TASK STATEMENT
Repeat each line of the material exactly.

╭──

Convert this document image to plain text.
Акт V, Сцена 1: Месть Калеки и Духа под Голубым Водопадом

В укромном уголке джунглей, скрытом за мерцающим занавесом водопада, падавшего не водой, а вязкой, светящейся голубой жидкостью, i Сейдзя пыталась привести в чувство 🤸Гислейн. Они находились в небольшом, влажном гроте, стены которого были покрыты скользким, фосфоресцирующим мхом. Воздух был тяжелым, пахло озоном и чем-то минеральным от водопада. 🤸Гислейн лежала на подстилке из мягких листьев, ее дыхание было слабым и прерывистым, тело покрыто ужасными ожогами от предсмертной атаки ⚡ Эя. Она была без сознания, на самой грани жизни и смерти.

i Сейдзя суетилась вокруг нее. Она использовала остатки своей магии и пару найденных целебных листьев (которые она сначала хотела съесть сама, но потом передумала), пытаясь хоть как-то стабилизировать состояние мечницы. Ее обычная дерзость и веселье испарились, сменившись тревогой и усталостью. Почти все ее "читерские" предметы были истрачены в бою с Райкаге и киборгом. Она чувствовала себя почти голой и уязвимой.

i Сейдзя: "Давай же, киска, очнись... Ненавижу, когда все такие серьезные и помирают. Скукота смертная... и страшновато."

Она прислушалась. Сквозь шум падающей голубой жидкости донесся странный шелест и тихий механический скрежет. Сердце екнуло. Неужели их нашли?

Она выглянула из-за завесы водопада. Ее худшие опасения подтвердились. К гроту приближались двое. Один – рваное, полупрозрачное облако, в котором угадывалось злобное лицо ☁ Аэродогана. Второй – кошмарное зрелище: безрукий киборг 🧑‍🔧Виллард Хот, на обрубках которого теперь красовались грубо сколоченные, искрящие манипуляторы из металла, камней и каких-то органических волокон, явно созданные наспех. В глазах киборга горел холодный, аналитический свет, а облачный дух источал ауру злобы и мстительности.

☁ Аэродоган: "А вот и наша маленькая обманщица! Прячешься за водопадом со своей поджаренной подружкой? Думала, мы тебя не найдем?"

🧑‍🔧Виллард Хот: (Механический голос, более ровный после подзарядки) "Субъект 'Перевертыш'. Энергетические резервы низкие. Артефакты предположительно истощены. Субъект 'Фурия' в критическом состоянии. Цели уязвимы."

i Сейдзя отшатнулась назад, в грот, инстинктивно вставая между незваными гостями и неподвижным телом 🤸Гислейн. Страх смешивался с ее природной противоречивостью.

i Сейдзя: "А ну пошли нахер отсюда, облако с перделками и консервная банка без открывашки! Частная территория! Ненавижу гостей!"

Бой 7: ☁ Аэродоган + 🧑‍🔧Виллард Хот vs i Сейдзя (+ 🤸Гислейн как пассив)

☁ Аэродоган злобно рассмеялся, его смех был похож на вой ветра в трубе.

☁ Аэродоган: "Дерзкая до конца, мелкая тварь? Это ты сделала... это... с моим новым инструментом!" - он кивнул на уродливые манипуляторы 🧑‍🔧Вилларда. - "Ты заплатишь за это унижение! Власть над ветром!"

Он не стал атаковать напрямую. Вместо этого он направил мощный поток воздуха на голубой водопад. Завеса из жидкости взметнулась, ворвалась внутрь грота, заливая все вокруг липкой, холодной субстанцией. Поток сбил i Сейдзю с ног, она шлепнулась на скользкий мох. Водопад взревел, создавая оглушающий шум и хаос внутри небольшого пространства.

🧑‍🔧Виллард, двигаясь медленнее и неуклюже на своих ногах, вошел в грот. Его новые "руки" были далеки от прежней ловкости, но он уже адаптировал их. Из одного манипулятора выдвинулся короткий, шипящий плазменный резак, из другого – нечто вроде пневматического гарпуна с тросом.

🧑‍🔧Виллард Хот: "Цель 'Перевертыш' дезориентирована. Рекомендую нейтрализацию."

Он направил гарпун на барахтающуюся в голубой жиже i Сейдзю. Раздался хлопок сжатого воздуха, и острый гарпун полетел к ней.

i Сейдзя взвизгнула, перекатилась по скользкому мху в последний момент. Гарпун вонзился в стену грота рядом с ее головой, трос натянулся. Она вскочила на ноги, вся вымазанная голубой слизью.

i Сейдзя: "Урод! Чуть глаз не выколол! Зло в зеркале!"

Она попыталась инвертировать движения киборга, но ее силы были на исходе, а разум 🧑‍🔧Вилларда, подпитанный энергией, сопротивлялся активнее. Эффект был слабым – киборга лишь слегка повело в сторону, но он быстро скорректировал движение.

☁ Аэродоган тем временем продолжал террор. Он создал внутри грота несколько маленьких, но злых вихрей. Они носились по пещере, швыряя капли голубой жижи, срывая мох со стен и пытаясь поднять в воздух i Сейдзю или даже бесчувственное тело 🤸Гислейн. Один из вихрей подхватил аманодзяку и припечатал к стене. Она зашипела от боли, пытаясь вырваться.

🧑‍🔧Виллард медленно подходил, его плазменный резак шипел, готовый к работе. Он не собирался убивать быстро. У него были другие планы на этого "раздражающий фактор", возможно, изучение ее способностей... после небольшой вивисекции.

╰──

OUTPUT BELOW
Convert this document image to plain text.
Акт V, Сцена 1: Месть Калеки и Духа под Голубым Водопадом

В укромном уголке джунглей, скрытом за мерцающим занавесом водопада, падавшего не водой, а вязкой, светящейся голубой жидкостью, i Сейдзя пыталась привести в чувство 🤸Гислейн. Они находились в небольшом, влажном гроте, стены которого были покрыты скользким, фосфоресцирующим мхом. Воздух был тяжелым, пахло озоном и чем-то минеральным от водопада. 🤸Гислейн лежала на подстилке из мягких листьев, ее дыхание было слабым и прерывистым, тело покрыто ужасными ожогами от предсмертной атаки ⚡ Эя. Она была без сознания, на самой грани жизни и смерти.

i Сейдзя суетилась вокруг нее. Она использовала остатки своей магии и пару найденных целебных листьев (которые она сначала хотела съесть сама, но потом передумала), пытаясь хоть как-то стабилизировать состояние мечницы. Ее обычная дерзость и веселье испарились, сменившись тревогой и усталостью. Почти все ее "читерские" предметы были истрачены в бою с Райкаге и киборгом. Она чувствовала себя почти голой и уязвимой.

i Сейдзя: "Давай же, киска, очнись... Ненавижу, когда все такие серьезные и помирают. Скукота смертная... и страшновато."

Она прислушалась. Сквозь шум падающей голубой жидкости донесся странный шелест и тихий механический скрежет. Сердце екнуло. Неужели их нашли?

Она выглянула из-за завесы водопада. Ее худшие опасения подтвердились. К гроту приближались двое. Один – рваное, полупрозрачное облако, в котором угадывалось злобное лицо ☁ Аэродогана. Второй – кошмарное зрелище: безрукий киборг 🧑‍🔧Виллард Хот, на обрубках которого теперь красовались грубо сколоченные, искрящие манипуляторы из металла, камней и каких-то органических волокон, явно созданные наспех. В глазах киборга горел холодный, аналитический свет, а облачный дух источал ауру злобы и мстительности.

☁ Аэродоган: "А вот и наша маленькая обманщица! Прячешься за водопадом со своей поджаренной подружкой? Думала, мы тебя не найдем?"

🧑‍🔧Виллард Хот: (Механический голос, более ровный после подзарядки) "Субъект 'Перевертыш'. Энергетические резервы низкие. Артефакты предположительно истощены. Субъект 'Фурия' в критическом состоянии. Цели уязвимы."

i Сейдзя отшатнулась назад, в грот, инстинктивно вставая между незваными гостями и неподвижным телом 🤸Гислейн. Страх смешивался с ее природной противоречивостью.

i Сейдзя: "А ну пошли нахер отсюда, облако с перделками и консервная банка без открывашки! Частная территория! Ненавижу гостей!"

Бой 7: ☁ Аэродоган + 🧑‍🔧Виллард Хот vs i Сейдзя (+ 🤸Гислейн как пассив)

☁ Аэродоган злобно рассмеялся, его смех был похож на вой ветра в трубе.

☁ Аэродоган: "Дерзкая до конца, мелкая тварь? Это ты сделала... это... с моим новым инструментом!" - он кивнул на уродливые манипуляторы 🧑‍🔧Вилларда. - "Ты заплатишь за это унижение! Власть над ветром!"

Он не стал атаковать напрямую. Вместо этого он направил мощный поток воздуха на голубой водопад. Завеса из жидкости взметнулась, ворвалась внутрь грота, заливая все вокруг липкой, холодной субстанцией. Поток сбил i Сейдзю с ног, она шлепнулась на скользкий мох. Водопад взревел, создавая оглушающий шум и хаос внутри небольшого пространства.

🧑‍🔧Виллард, двигаясь медленнее и неуклюже на своих ногах, вошел в грот. Его новые "руки" были далеки от прежней ловкости, но он уже адаптировал их. Из одного манипулятора выдвинулся короткий, шипящий плазменный резак, из другого – нечто вроде пневматического гарпуна с тросом.

🧑‍🔧Виллард Хот: "Цель 'Перевертыш' дезориентирована. Рекомендую нейтрализацию."

Он направил гарпун на барахтающуюся в голубой жиже i Сейдзю. Раздался хлопок сжатого воздуха, и острый гарпун полетел к ней.

i Сейдзя взвизгнула, перекатилась по скользкому мху в последний момент. Гарпун вонзился в стену грота рядом с ее головой, трос натянулся. Она вскочила на ноги, вся вымазанная голубой слизью.

i Сейдзя: "Урод! Чуть глаз не выколол! Зло в зеркале!"

Она попыталась инвертировать движения киборга, но ее силы были на исходе, а разум 🧑‍🔧Вилларда, подпитанный энергией, сопротивлялся активнее. Эффект был слабым – киборга лишь слегка повело в сторону, но он быстро скорректировал движение.

☁ Аэродоган тем временем продолжал террор. Он создал внутри грота несколько маленьких, но злых вихрей. Они носились по пещере, швыряя капли голубой жижи, срывая мох со стен и пытаясь поднять в воздух i Сейдзю или даже бесчувственное тело 🤸Гислейн. Один из вихрей подхватил аманодзяку и припечатал к стене. Она зашипела от боли, пытаясь вырваться.

🧑‍🔧Виллард медленно подходил, его плазменный резак шипел, готовый к работе. Он не собирался убивать быстро. У него были другие планы на этого "раздражающий фактор", возможно, изучение ее способностей... после небольшой вивисекции.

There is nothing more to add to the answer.